(begin)

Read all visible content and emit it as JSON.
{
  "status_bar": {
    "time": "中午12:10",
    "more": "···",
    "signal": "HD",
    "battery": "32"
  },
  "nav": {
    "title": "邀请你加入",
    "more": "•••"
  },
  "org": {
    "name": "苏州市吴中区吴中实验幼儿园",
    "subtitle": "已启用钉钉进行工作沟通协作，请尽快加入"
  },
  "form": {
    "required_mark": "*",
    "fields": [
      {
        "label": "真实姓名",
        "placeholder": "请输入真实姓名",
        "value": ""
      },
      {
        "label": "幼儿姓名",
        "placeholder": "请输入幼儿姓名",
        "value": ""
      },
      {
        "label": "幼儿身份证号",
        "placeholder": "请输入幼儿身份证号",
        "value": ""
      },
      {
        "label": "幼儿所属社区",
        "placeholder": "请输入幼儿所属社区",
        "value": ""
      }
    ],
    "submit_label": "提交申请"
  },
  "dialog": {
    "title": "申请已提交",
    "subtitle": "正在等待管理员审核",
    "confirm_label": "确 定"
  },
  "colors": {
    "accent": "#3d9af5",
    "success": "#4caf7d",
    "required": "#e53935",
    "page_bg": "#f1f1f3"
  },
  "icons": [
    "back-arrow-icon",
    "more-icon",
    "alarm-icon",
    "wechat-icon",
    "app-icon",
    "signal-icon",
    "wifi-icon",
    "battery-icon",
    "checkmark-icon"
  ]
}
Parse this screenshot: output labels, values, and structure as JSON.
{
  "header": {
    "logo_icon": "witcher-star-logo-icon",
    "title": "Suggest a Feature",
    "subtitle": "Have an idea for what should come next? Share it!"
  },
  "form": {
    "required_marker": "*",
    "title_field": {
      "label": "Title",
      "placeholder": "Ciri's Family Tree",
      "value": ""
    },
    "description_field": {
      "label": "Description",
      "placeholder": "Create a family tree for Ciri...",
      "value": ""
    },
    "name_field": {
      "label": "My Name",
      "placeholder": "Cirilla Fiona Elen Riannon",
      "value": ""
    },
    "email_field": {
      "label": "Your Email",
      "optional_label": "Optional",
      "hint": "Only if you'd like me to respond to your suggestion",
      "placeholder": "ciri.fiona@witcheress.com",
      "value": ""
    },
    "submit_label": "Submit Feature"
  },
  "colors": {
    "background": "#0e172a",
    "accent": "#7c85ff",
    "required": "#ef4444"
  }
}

(end)

Output the full listing without altering anything.

**Solution for this task**.
Read all visible content and emit it as JSON.
{
  "status_bar": {
    "time": "中午12:10",
    "more": "···",
    "signal": "HD",
    "battery": "32"
  },
  "nav": {
    "title": "邀请你加入",
    "more": "•••"
  },
  "org": {
    "name": "苏州市吴中区吴中实验幼儿园",
    "subtitle": "已启用钉钉进行工作沟通协作，请尽快加入"
  },
  "form": {
    "required_mark": "*",
    "fields": [
      {
        "label": "真实姓名",
        "placeholder": "请输入真实姓名",
        "value": ""
      },
      {
        "label": "幼儿姓名",
        "placeholder": "请输入幼儿姓名",
        "value": ""
      },
      {
        "label": "幼儿身份证号",
        "placeholder": "请输入幼儿身份证号",
        "value": ""
      },
      {
        "label": "幼儿所属社区",
        "placeholder": "请输入幼儿所属社区",
        "value": ""
      }
    ],
    "submit_label": "提交申请"
  },
  "dialog": {
    "title": "申请已提交",
    "subtitle": "正在等待管理员审核",
    "confirm_label": "确 定"
  },
  "colors": {
    "accent": "#3d9af5",
    "success": "#4caf7d",
    "required": "#e53935",
    "page_bg": "#f1f1f3"
  },
  "icons": [
    "back-arrow-icon",
    "more-icon",
    "alarm-icon",
    "wechat-icon",
    "app-icon",
    "signal-icon",
    "wifi-icon",
    "battery-icon",
    "checkmark-icon"
  ]
}
Parse this screenshot: output labels, values, and structure as JSON.
{
  "header": {
    "logo_icon": "witcher-star-logo-icon",
    "title": "Suggest a Feature",
    "subtitle": "Have an idea for what should come next? Share it!"
  },
  "form": {
    "required_marker": "*",
    "title_field": {
      "label": "Title",
      "placeholder": "Ciri's Family Tree",
      "value": ""
    },
    "description_field": {
      "label": "Description",
      "placeholder": "Create a family tree for Ciri...",
      "value": ""
    },
    "name_field": {
      "label": "My Name",
      "placeholder": "Cirilla Fiona Elen Riannon",
      "value": ""
    },
    "email_field": {
      "label": "Your Email",
      "optional_label": "Optional",
      "hint": "Only if you'd like me to respond to your suggestion",
      "placeholder": "ciri.fiona@witcheress.com",
      "value": ""
    },
    "submit_label": "Submit Feature"
  },
  "colors": {
    "background": "#0e172a",
    "accent": "#7c85ff",
    "required": "#ef4444"
  }
}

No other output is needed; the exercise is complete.